The listing must be reproduced in full, exactly as it stands.
↓↓↓
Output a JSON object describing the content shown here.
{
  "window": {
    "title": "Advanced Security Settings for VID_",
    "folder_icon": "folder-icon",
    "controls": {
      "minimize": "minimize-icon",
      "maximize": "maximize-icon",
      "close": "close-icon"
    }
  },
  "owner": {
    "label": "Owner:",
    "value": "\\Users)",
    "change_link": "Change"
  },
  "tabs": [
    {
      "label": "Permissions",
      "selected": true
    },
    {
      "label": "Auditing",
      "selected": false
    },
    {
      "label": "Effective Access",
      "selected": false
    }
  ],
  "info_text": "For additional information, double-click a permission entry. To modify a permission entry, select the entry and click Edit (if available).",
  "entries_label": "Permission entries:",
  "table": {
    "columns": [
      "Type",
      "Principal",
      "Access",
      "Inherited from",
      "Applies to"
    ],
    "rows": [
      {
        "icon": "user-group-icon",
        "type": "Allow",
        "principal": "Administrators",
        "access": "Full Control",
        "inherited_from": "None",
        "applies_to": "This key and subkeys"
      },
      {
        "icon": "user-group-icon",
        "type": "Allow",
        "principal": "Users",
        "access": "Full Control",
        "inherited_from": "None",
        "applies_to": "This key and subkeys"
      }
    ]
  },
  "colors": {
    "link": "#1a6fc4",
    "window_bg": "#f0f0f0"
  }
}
↑↑↑
### COMPLETE ANSWER
Output a JSON object describing the content shown here.
{
  "window": {
    "title": "Advanced Security Settings for VID_",
    "folder_icon": "folder-icon",
    "controls": {
      "minimize": "minimize-icon",
      "maximize": "maximize-icon",
      "close": "close-icon"
    }
  },
  "owner": {
    "label": "Owner:",
    "value": "\\Users)",
    "change_link": "Change"
  },
  "tabs": [
    {
      "label": "Permissions",
      "selected": true
    },
    {
      "label": "Auditing",
      "selected": false
    },
    {
      "label": "Effective Access",
      "selected": false
    }
  ],
  "info_text": "For additional information, double-click a permission entry. To modify a permission entry, select the entry and click Edit (if available).",
  "entries_label": "Permission entries:",
  "table": {
    "columns": [
      "Type",
      "Principal",
      "Access",
      "Inherited from",
      "Applies to"
    ],
    "rows": [
      {
        "icon": "user-group-icon",
        "type": "Allow",
        "principal": "Administrators",
        "access": "Full Control",
        "inherited_from": "None",
        "applies_to": "This key and subkeys"
      },
      {
        "icon": "user-group-icon",
        "type": "Allow",
        "principal": "Users",
        "access": "Full Control",
        "inherited_from": "None",
        "applies_to": "This key and subkeys"
      }
    ]
  },
  "colors": {
    "link": "#1a6fc4",
    "window_bg": "#f0f0f0"
  }
}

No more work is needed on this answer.